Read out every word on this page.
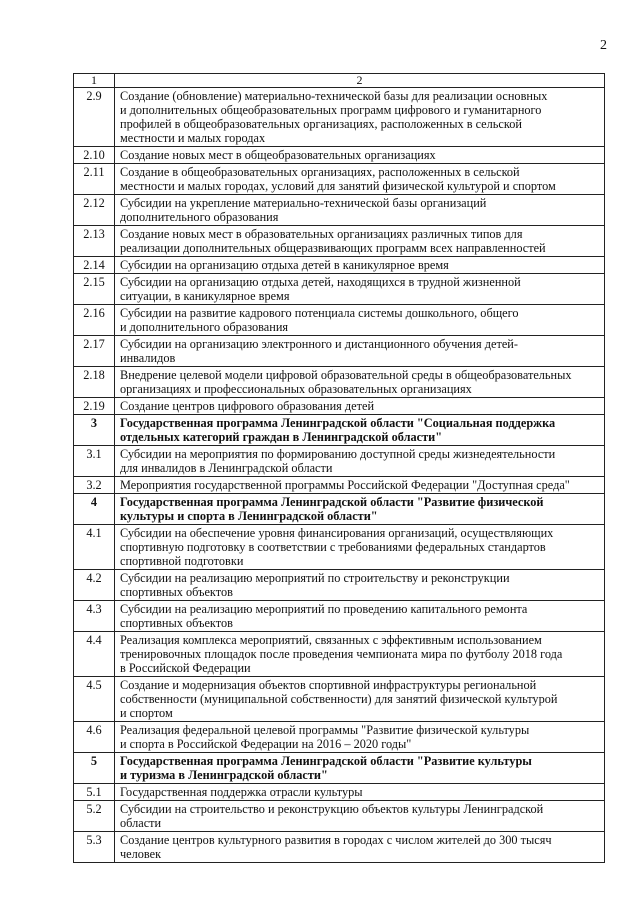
2
1	2
2.9	Создание (обновление) материально-технической базы для реализации основных
и дополнительных общеобразовательных программ цифрового и гуманитарного
профилей в общеобразовательных организациях, расположенных в сельской
местности и малых городах
2.10	Создание новых мест в общеобразовательных организациях
2.11	Создание в общеобразовательных организациях, расположенных в сельской
местности и малых городах, условий для занятий физической культурой и спортом
2.12	Субсидии на укрепление материально-технической базы организаций
дополнительного образования
2.13	Создание новых мест в образовательных организациях различных типов для
реализации дополнительных общеразвивающих программ всех направленностей
2.14	Субсидии на организацию отдыха детей в каникулярное время
2.15	Субсидии на организацию отдыха детей, находящихся в трудной жизненной
ситуации, в каникулярное время
2.16	Субсидии на развитие кадрового потенциала системы дошкольного, общего
и дополнительного образования
2.17	Субсидии на организацию электронного и дистанционного обучения детей-
инвалидов
2.18	Внедрение целевой модели цифровой образовательной среды в общеобразовательных
организациях и профессиональных образовательных организациях
2.19	Создание центров цифрового образования детей
3	Государственная программа Ленинградской области "Социальная поддержка
отдельных категорий граждан в Ленинградской области"
3.1	Субсидии на мероприятия по формированию доступной среды жизнедеятельности
для инвалидов в Ленинградской области
3.2	Мероприятия государственной программы Российской Федерации "Доступная среда"
4	Государственная программа Ленинградской области "Развитие физической
культуры и спорта в Ленинградской области"
4.1	Субсидии на обеспечение уровня финансирования организаций, осуществляющих
спортивную подготовку в соответствии с требованиями федеральных стандартов
спортивной подготовки
4.2	Субсидии на реализацию мероприятий по строительству и реконструкции
спортивных объектов
4.3	Субсидии на реализацию мероприятий по проведению капитального ремонта
спортивных объектов
4.4	Реализация комплекса мероприятий, связанных с эффективным использованием
тренировочных площадок после проведения чемпионата мира по футболу 2018 года
в Российской Федерации
4.5	Создание и модернизация объектов спортивной инфраструктуры региональной
собственности (муниципальной собственности) для занятий физической культурой
и спортом
4.6	Реализация федеральной целевой программы "Развитие физической культуры
и спорта в Российской Федерации на 2016 – 2020 годы"
5	Государственная программа Ленинградской области "Развитие культуры
и туризма в Ленинградской области"
5.1	Государственная поддержка отрасли культуры
5.2	Субсидии на строительство и реконструкцию объектов культуры Ленинградской
области
5.3	Создание центров культурного развития в городах с числом жителей до 300 тысяч
человек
* * *
◆ What is asked ◆
Could you repeat all of the material exactly? Pictures should not be copied.

◆ Reply to the task ◆
Read out every word on this page.
2
1	2
2.9	Создание (обновление) материально-технической базы для реализации основных
и дополнительных общеобразовательных программ цифрового и гуманитарного
профилей в общеобразовательных организациях, расположенных в сельской
местности и малых городах
2.10	Создание новых мест в общеобразовательных организациях
2.11	Создание в общеобразовательных организациях, расположенных в сельской
местности и малых городах, условий для занятий физической культурой и спортом
2.12	Субсидии на укрепление материально-технической базы организаций
дополнительного образования
2.13	Создание новых мест в образовательных организациях различных типов для
реализации дополнительных общеразвивающих программ всех направленностей
2.14	Субсидии на организацию отдыха детей в каникулярное время
2.15	Субсидии на организацию отдыха детей, находящихся в трудной жизненной
ситуации, в каникулярное время
2.16	Субсидии на развитие кадрового потенциала системы дошкольного, общего
и дополнительного образования
2.17	Субсидии на организацию электронного и дистанционного обучения детей-
инвалидов
2.18	Внедрение целевой модели цифровой образовательной среды в общеобразовательных
организациях и профессиональных образовательных организациях
2.19	Создание центров цифрового образования детей
3	Государственная программа Ленинградской области "Социальная поддержка
отдельных категорий граждан в Ленинградской области"
3.1	Субсидии на мероприятия по формированию доступной среды жизнедеятельности
для инвалидов в Ленинградской области
3.2	Мероприятия государственной программы Российской Федерации "Доступная среда"
4	Государственная программа Ленинградской области "Развитие физической
культуры и спорта в Ленинградской области"
4.1	Субсидии на обеспечение уровня финансирования организаций, осуществляющих
спортивную подготовку в соответствии с требованиями федеральных стандартов
спортивной подготовки
4.2	Субсидии на реализацию мероприятий по строительству и реконструкции
спортивных объектов
4.3	Субсидии на реализацию мероприятий по проведению капитального ремонта
спортивных объектов
4.4	Реализация комплекса мероприятий, связанных с эффективным использованием
тренировочных площадок после проведения чемпионата мира по футболу 2018 года
в Российской Федерации
4.5	Создание и модернизация объектов спортивной инфраструктуры региональной
собственности (муниципальной собственности) для занятий физической культурой
и спортом
4.6	Реализация федеральной целевой программы "Развитие физической культуры
и спорта в Российской Федерации на 2016 – 2020 годы"
5	Государственная программа Ленинградской области "Развитие культуры
и туризма в Ленинградской области"
5.1	Государственная поддержка отрасли культуры
5.2	Субсидии на строительство и реконструкцию объектов культуры Ленинградской
области
5.3	Создание центров культурного развития в городах с числом жителей до 300 тысяч
человек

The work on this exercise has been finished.